--- START GIVEN RECORDS ---

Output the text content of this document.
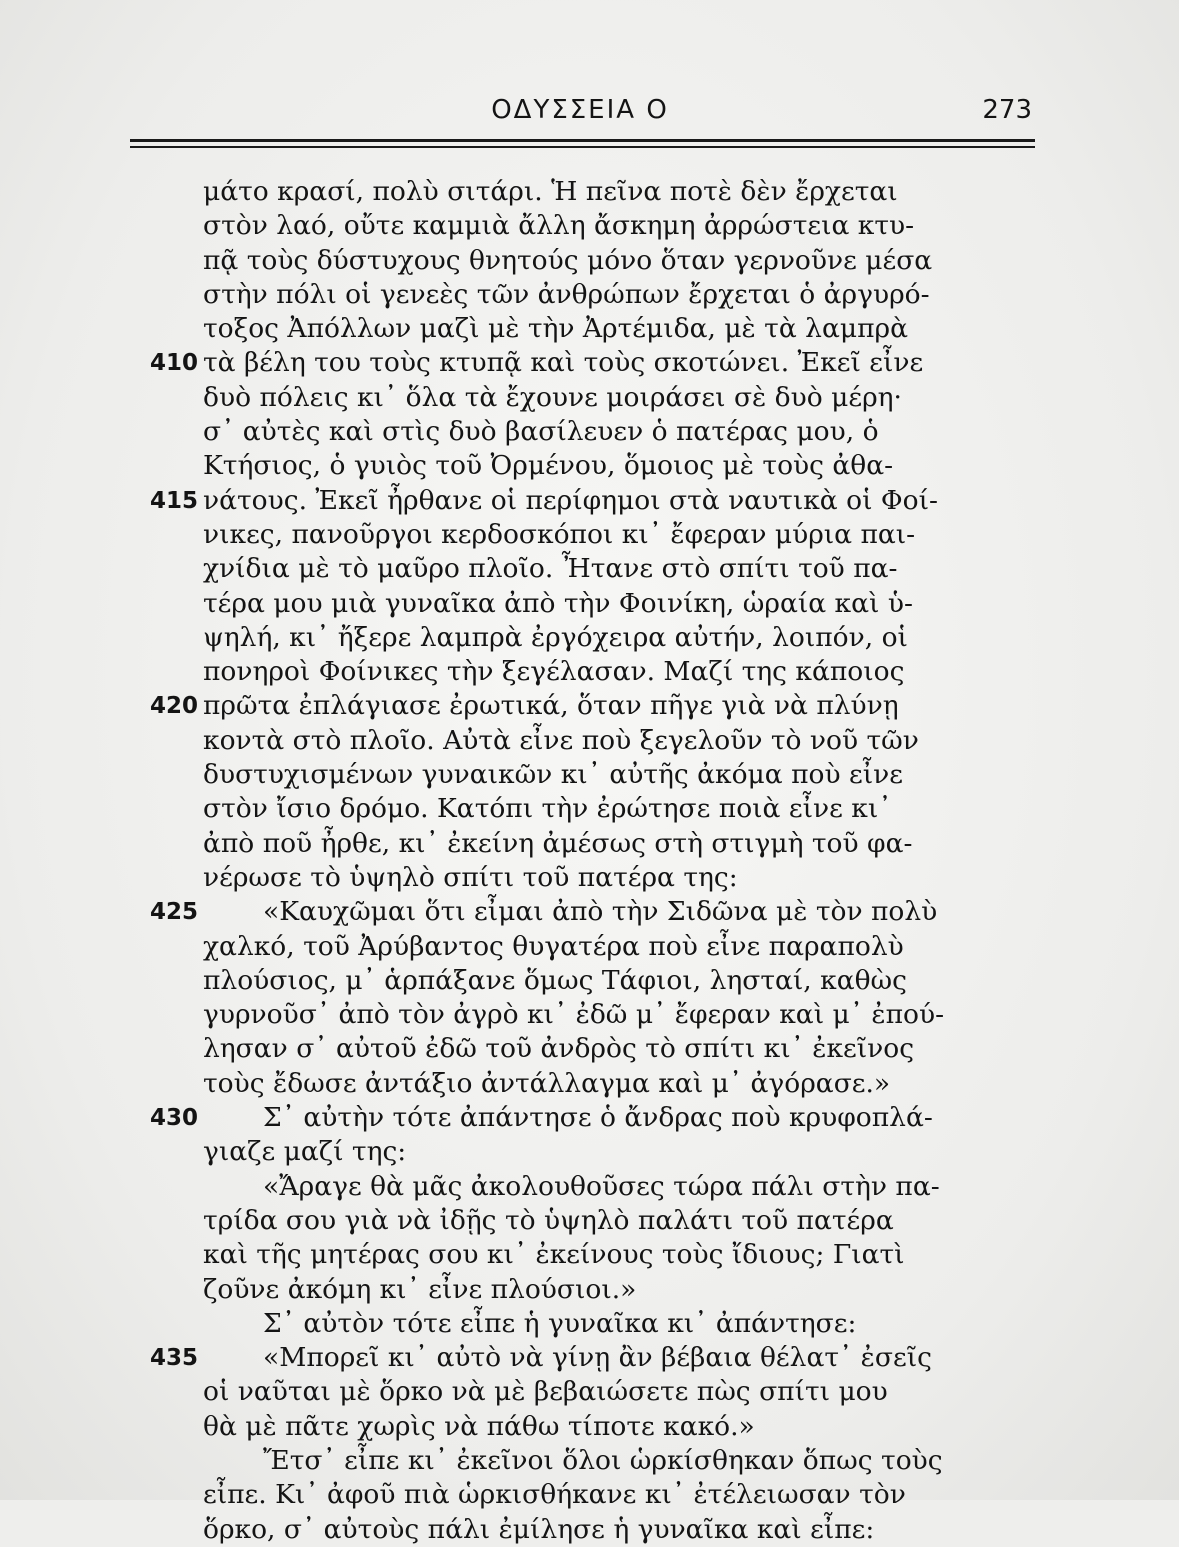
ΟΔΥΣΣΕΙΑ Ο	273
μάτο κρασί, πολὺ σιτάρι. Ἡ πεῖνα ποτὲ δὲν ἔρχεται
στὸν λαό, οὔτε καμμιὰ ἄλλη ἄσκημη ἀρρώστεια κτυ-
πᾷ τοὺς δύστυχους θνητούς μόνο ὅταν γερνοῦνε μέσα
στὴν πόλι οἱ γενεὲς τῶν ἀνθρώπων ἔρχεται ὁ ἀργυρό-
τοξος Ἀπόλλων μαζὶ μὲ τὴν Ἀρτέμιδα, μὲ τὰ λαμπρὰ
410 τὰ βέλη του τοὺς κτυπᾷ καὶ τοὺς σκοτώνει. Ἐκεῖ εἶνε
δυὸ πόλεις κι᾽ ὅλα τὰ ἔχουνε μοιράσει σὲ δυὸ μέρη·
σ᾽ αὐτὲς καὶ στὶς δυὸ βασίλευεν ὁ πατέρας μου, ὁ
Κτήσιος, ὁ γυιὸς τοῦ Ὀρμένου, ὅμοιος μὲ τοὺς ἀθα-
415 νάτους. Ἐκεῖ ἦρθανε οἱ περίφημοι στὰ ναυτικὰ οἱ Φοί-
νικες, πανοῦργοι κερδοσκόποι κι᾽ ἔφεραν μύρια παι-
χνίδια μὲ τὸ μαῦρο πλοῖο. Ἦτανε στὸ σπίτι τοῦ πα-
τέρα μου μιὰ γυναῖκα ἀπὸ τὴν Φοινίκη, ὡραία καὶ ὑ-
ψηλή, κι᾽ ἤξερε λαμπρὰ ἐργόχειρα αὐτήν, λοιπόν, οἱ
πονηροὶ Φοίνικες τὴν ξεγέλασαν. Μαζί της κάποιος
420 πρῶτα ἐπλάγιασε ἐρωτικά, ὅταν πῆγε γιὰ νὰ πλύνῃ
κοντὰ στὸ πλοῖο. Αὐτὰ εἶνε ποὺ ξεγελοῦν τὸ νοῦ τῶν
δυστυχισμένων γυναικῶν κι᾽ αὐτῆς ἀκόμα ποὺ εἶνε
στὸν ἴσιο δρόμο. Κατόπι τὴν ἐρώτησε ποιὰ εἶνε κι᾽
ἀπὸ ποῦ ἦρθε, κι᾽ ἐκείνη ἀμέσως στὴ στιγμὴ τοῦ φα-
νέρωσε τὸ ὑψηλὸ σπίτι τοῦ πατέρα της:
425	«Καυχῶμαι ὅτι εἶμαι ἀπὸ τὴν Σιδῶνα μὲ τὸν πολὺ
χαλκό, τοῦ Ἀρύβαντος θυγατέρα ποὺ εἶνε παραπολὺ
πλούσιος, μ᾽ ἁρπάξανε ὅμως Τάφιοι, λησταί, καθὼς
γυρνοῦσ᾽ ἀπὸ τὸν ἀγρὸ κι᾽ ἐδῶ μ᾽ ἔφεραν καὶ μ᾽ ἐπού-
λησαν σ᾽ αὐτοῦ ἐδῶ τοῦ ἀνδρὸς τὸ σπίτι κι᾽ ἐκεῖνος
τοὺς ἔδωσε ἀντάξιο ἀντάλλαγμα καὶ μ᾽ ἀγόρασε.»
430	Σ᾽ αὐτὴν τότε ἀπάντησε ὁ ἄνδρας ποὺ κρυφοπλά-
γιαζε μαζί της:
«Ἄραγε θὰ μᾶς ἀκολουθοῦσες τώρα πάλι στὴν πα-
τρίδα σου γιὰ νὰ ἰδῇς τὸ ὑψηλὸ παλάτι τοῦ πατέρα
καὶ τῆς μητέρας σου κι᾽ ἐκείνους τοὺς ἴδιους; Γιατὶ
ζοῦνε ἀκόμη κι᾽ εἶνε πλούσιοι.»
Σ᾽ αὐτὸν τότε εἶπε ἡ γυναῖκα κι᾽ ἀπάντησε:
435	«Μπορεῖ κι᾽ αὐτὸ νὰ γίνῃ ἂν βέβαια θέλατ᾽ ἐσεῖς
οἱ ναῦται μὲ ὅρκο νὰ μὲ βεβαιώσετε πὼς σπίτι μου
θὰ μὲ πᾶτε χωρὶς νὰ πάθω τίποτε κακό.»
Ἔτσ᾽ εἶπε κι᾽ ἐκεῖνοι ὅλοι ὡρκίσθηκαν ὅπως τοὺς
εἶπε. Κι᾽ ἀφοῦ πιὰ ὡρκισθήκανε κι᾽ ἐτέλειωσαν τὸν
ὅρκο, σ᾽ αὐτοὺς πάλι ἐμίλησε ἡ γυναῖκα καὶ εἶπε:
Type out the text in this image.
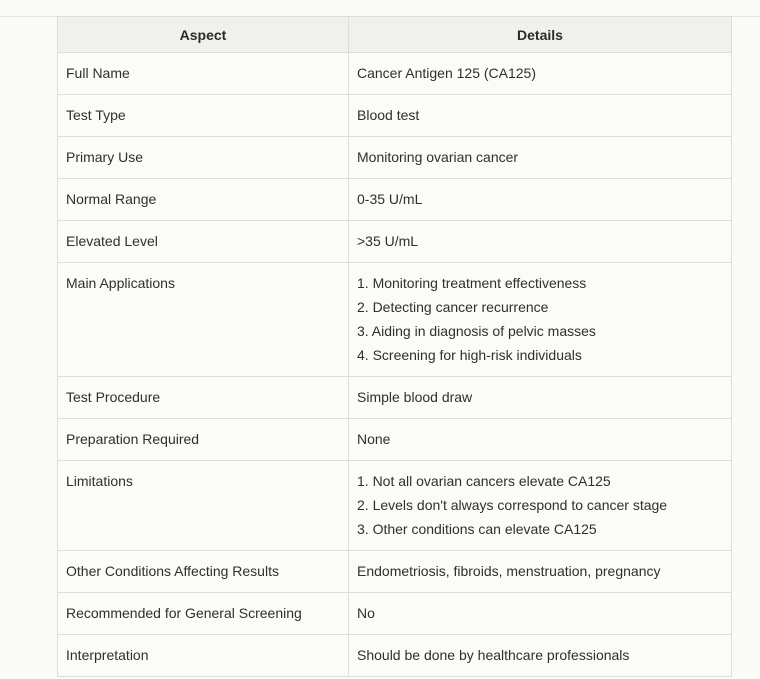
Aspect	Details
Full Name	Cancer Antigen 125 (CA125)

Test Type	Blood test

Primary Use	Monitoring ovarian cancer

Normal Range	0-35 U/mL

Elevated Level	>35 U/mL

Main Applications	1. Monitoring treatment effectiveness
2. Detecting cancer recurrence
3. Aiding in diagnosis of pelvic masses
4. Screening for high-risk individuals

Test Procedure	Simple blood draw

Preparation Required	None

Limitations	1. Not all ovarian cancers elevate CA125
2. Levels don't always correspond to cancer stage
3. Other conditions can elevate CA125

Other Conditions Affecting Results	Endometriosis, fibroids, menstruation, pregnancy

Recommended for General Screening	No

Interpretation	Should be done by healthcare professionals
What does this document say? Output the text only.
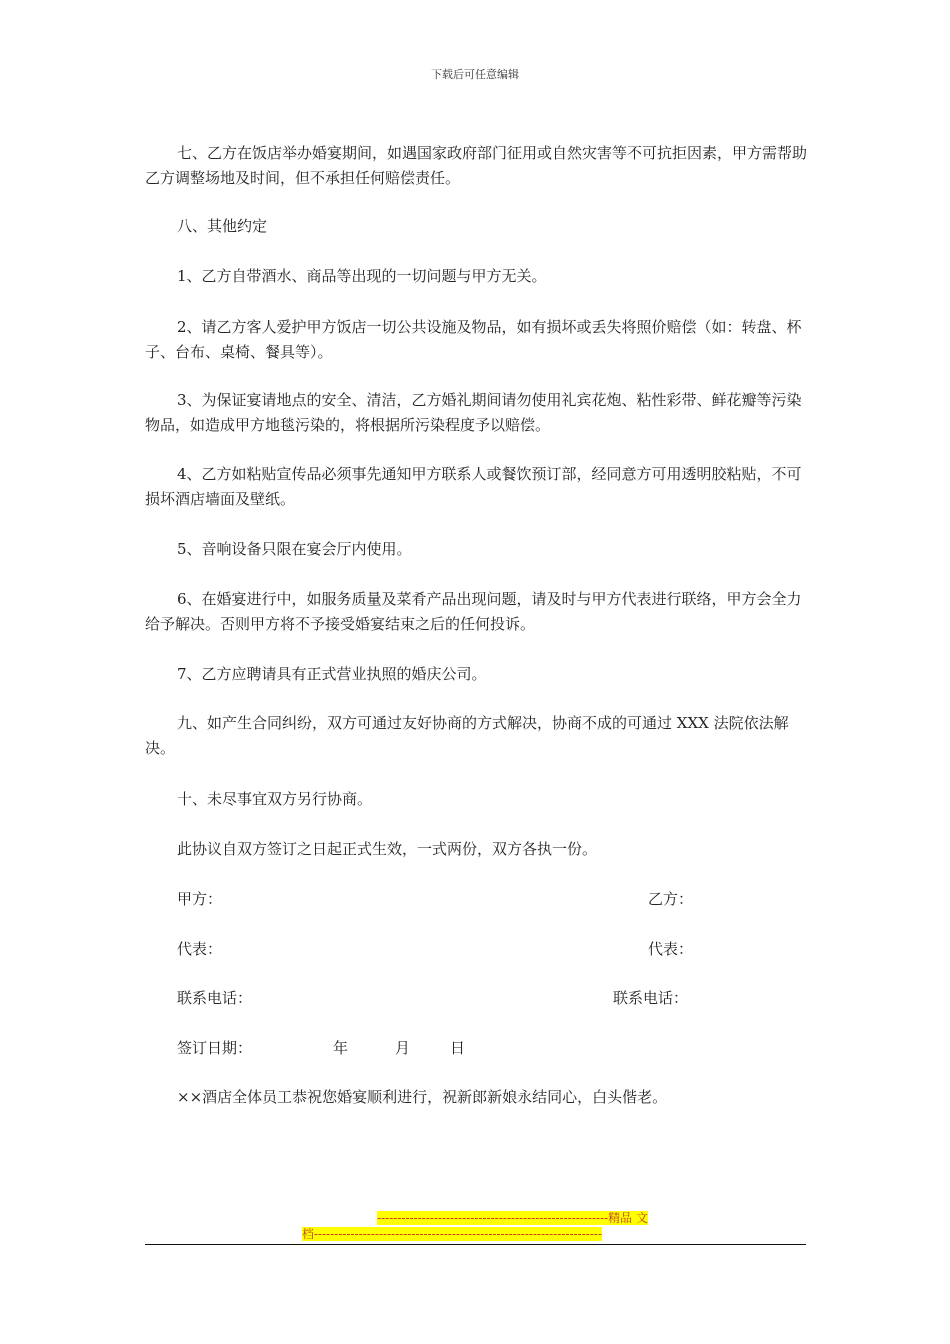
下载后可任意编辑

七、乙方在饭店举办婚宴期间，如遇国家政府部门征用或自然灾害等不可抗拒因素，甲方需帮助乙方调整场地及时间，但不承担任何赔偿责任。

八、其他约定

1、乙方自带酒水、商品等出现的一切问题与甲方无关。

2、请乙方客人爱护甲方饭店一切公共设施及物品，如有损坏或丢失将照价赔偿（如：转盘、杯子、台布、桌椅、餐具等）。

3、为保证宴请地点的安全、清洁，乙方婚礼期间请勿使用礼宾花炮、粘性彩带、鲜花瓣等污染物品，如造成甲方地毯污染的，将根据所污染程度予以赔偿。

4、乙方如粘贴宣传品必须事先通知甲方联系人或餐饮预订部，经同意方可用透明胶粘贴，不可损坏酒店墙面及壁纸。

5、音响设备只限在宴会厅内使用。

6、在婚宴进行中，如服务质量及菜肴产品出现问题，请及时与甲方代表进行联络，甲方会全力给予解决。否则甲方将不予接受婚宴结束之后的任何投诉。

7、乙方应聘请具有正式营业执照的婚庆公司。

九、如产生合同纠纷，双方可通过友好协商的方式解决，协商不成的可通过 XXX 法院依法解决。

十、未尽事宜双方另行协商。

此协议自双方签订之日起正式生效，一式两份，双方各执一份。

甲方：	乙方：
代表：	代表：
联系电话：	联系电话：
签订日期：	年	月	日

××酒店全体员工恭祝您婚宴顺利进行，祝新郎新娘永结同心，白头偕老。

---------------------------------------------------------精品 文
档-----------------------------------------------------------------------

--- END GIVEN RECORDS ---

### [GIVEN REQUEST]
Write out the records above exactly as they stand, leaving out every picture.

### [EXERCISE RESPONSE]
Output the text content of this document.
ΟΔΥΣΣΕΙΑ Ο	273
μάτο κρασί, πολὺ σιτάρι. Ἡ πεῖνα ποτὲ δὲν ἔρχεται
στὸν λαό, οὔτε καμμιὰ ἄλλη ἄσκημη ἀρρώστεια κτυ-
πᾷ τοὺς δύστυχους θνητούς μόνο ὅταν γερνοῦνε μέσα
στὴν πόλι οἱ γενεὲς τῶν ἀνθρώπων ἔρχεται ὁ ἀργυρό-
τοξος Ἀπόλλων μαζὶ μὲ τὴν Ἀρτέμιδα, μὲ τὰ λαμπρὰ
410 τὰ βέλη του τοὺς κτυπᾷ καὶ τοὺς σκοτώνει. Ἐκεῖ εἶνε
δυὸ πόλεις κι᾽ ὅλα τὰ ἔχουνε μοιράσει σὲ δυὸ μέρη·
σ᾽ αὐτὲς καὶ στὶς δυὸ βασίλευεν ὁ πατέρας μου, ὁ
Κτήσιος, ὁ γυιὸς τοῦ Ὀρμένου, ὅμοιος μὲ τοὺς ἀθα-
415 νάτους. Ἐκεῖ ἦρθανε οἱ περίφημοι στὰ ναυτικὰ οἱ Φοί-
νικες, πανοῦργοι κερδοσκόποι κι᾽ ἔφεραν μύρια παι-
χνίδια μὲ τὸ μαῦρο πλοῖο. Ἦτανε στὸ σπίτι τοῦ πα-
τέρα μου μιὰ γυναῖκα ἀπὸ τὴν Φοινίκη, ὡραία καὶ ὑ-
ψηλή, κι᾽ ἤξερε λαμπρὰ ἐργόχειρα αὐτήν, λοιπόν, οἱ
πονηροὶ Φοίνικες τὴν ξεγέλασαν. Μαζί της κάποιος
420 πρῶτα ἐπλάγιασε ἐρωτικά, ὅταν πῆγε γιὰ νὰ πλύνῃ
κοντὰ στὸ πλοῖο. Αὐτὰ εἶνε ποὺ ξεγελοῦν τὸ νοῦ τῶν
δυστυχισμένων γυναικῶν κι᾽ αὐτῆς ἀκόμα ποὺ εἶνε
στὸν ἴσιο δρόμο. Κατόπι τὴν ἐρώτησε ποιὰ εἶνε κι᾽
ἀπὸ ποῦ ἦρθε, κι᾽ ἐκείνη ἀμέσως στὴ στιγμὴ τοῦ φα-
νέρωσε τὸ ὑψηλὸ σπίτι τοῦ πατέρα της:
425	«Καυχῶμαι ὅτι εἶμαι ἀπὸ τὴν Σιδῶνα μὲ τὸν πολὺ
χαλκό, τοῦ Ἀρύβαντος θυγατέρα ποὺ εἶνε παραπολὺ
πλούσιος, μ᾽ ἁρπάξανε ὅμως Τάφιοι, λησταί, καθὼς
γυρνοῦσ᾽ ἀπὸ τὸν ἀγρὸ κι᾽ ἐδῶ μ᾽ ἔφεραν καὶ μ᾽ ἐπού-
λησαν σ᾽ αὐτοῦ ἐδῶ τοῦ ἀνδρὸς τὸ σπίτι κι᾽ ἐκεῖνος
τοὺς ἔδωσε ἀντάξιο ἀντάλλαγμα καὶ μ᾽ ἀγόρασε.»
430	Σ᾽ αὐτὴν τότε ἀπάντησε ὁ ἄνδρας ποὺ κρυφοπλά-
γιαζε μαζί της:
«Ἄραγε θὰ μᾶς ἀκολουθοῦσες τώρα πάλι στὴν πα-
τρίδα σου γιὰ νὰ ἰδῇς τὸ ὑψηλὸ παλάτι τοῦ πατέρα
καὶ τῆς μητέρας σου κι᾽ ἐκείνους τοὺς ἴδιους; Γιατὶ
ζοῦνε ἀκόμη κι᾽ εἶνε πλούσιοι.»
Σ᾽ αὐτὸν τότε εἶπε ἡ γυναῖκα κι᾽ ἀπάντησε:
435	«Μπορεῖ κι᾽ αὐτὸ νὰ γίνῃ ἂν βέβαια θέλατ᾽ ἐσεῖς
οἱ ναῦται μὲ ὅρκο νὰ μὲ βεβαιώσετε πὼς σπίτι μου
θὰ μὲ πᾶτε χωρὶς νὰ πάθω τίποτε κακό.»
Ἔτσ᾽ εἶπε κι᾽ ἐκεῖνοι ὅλοι ὡρκίσθηκαν ὅπως τοὺς
εἶπε. Κι᾽ ἀφοῦ πιὰ ὡρκισθήκανε κι᾽ ἐτέλειωσαν τὸν
ὅρκο, σ᾽ αὐτοὺς πάλι ἐμίλησε ἡ γυναῖκα καὶ εἶπε:
Type out the text in this image.
Aspect	Details
Full Name	Cancer Antigen 125 (CA125)

Test Type	Blood test

Primary Use	Monitoring ovarian cancer

Normal Range	0-35 U/mL

Elevated Level	>35 U/mL

Main Applications	1. Monitoring treatment effectiveness
2. Detecting cancer recurrence
3. Aiding in diagnosis of pelvic masses
4. Screening for high-risk individuals

Test Procedure	Simple blood draw

Preparation Required	None

Limitations	1. Not all ovarian cancers elevate CA125
2. Levels don't always correspond to cancer stage
3. Other conditions can elevate CA125

Other Conditions Affecting Results	Endometriosis, fibroids, menstruation, pregnancy

Recommended for General Screening	No

Interpretation	Should be done by healthcare professionals
What does this document say? Output the text only.
下载后可任意编辑

七、乙方在饭店举办婚宴期间，如遇国家政府部门征用或自然灾害等不可抗拒因素，甲方需帮助乙方调整场地及时间，但不承担任何赔偿责任。

八、其他约定

1、乙方自带酒水、商品等出现的一切问题与甲方无关。

2、请乙方客人爱护甲方饭店一切公共设施及物品，如有损坏或丢失将照价赔偿（如：转盘、杯子、台布、桌椅、餐具等）。

3、为保证宴请地点的安全、清洁，乙方婚礼期间请勿使用礼宾花炮、粘性彩带、鲜花瓣等污染物品，如造成甲方地毯污染的，将根据所污染程度予以赔偿。

4、乙方如粘贴宣传品必须事先通知甲方联系人或餐饮预订部，经同意方可用透明胶粘贴，不可损坏酒店墙面及壁纸。

5、音响设备只限在宴会厅内使用。

6、在婚宴进行中，如服务质量及菜肴产品出现问题，请及时与甲方代表进行联络，甲方会全力给予解决。否则甲方将不予接受婚宴结束之后的任何投诉。

7、乙方应聘请具有正式营业执照的婚庆公司。

九、如产生合同纠纷，双方可通过友好协商的方式解决，协商不成的可通过 XXX 法院依法解决。

十、未尽事宜双方另行协商。

此协议自双方签订之日起正式生效，一式两份，双方各执一份。

甲方：	乙方：
代表：	代表：
联系电话：	联系电话：
签订日期：	年	月	日

××酒店全体员工恭祝您婚宴顺利进行，祝新郎新娘永结同心，白头偕老。

---------------------------------------------------------精品 文
档-----------------------------------------------------------------------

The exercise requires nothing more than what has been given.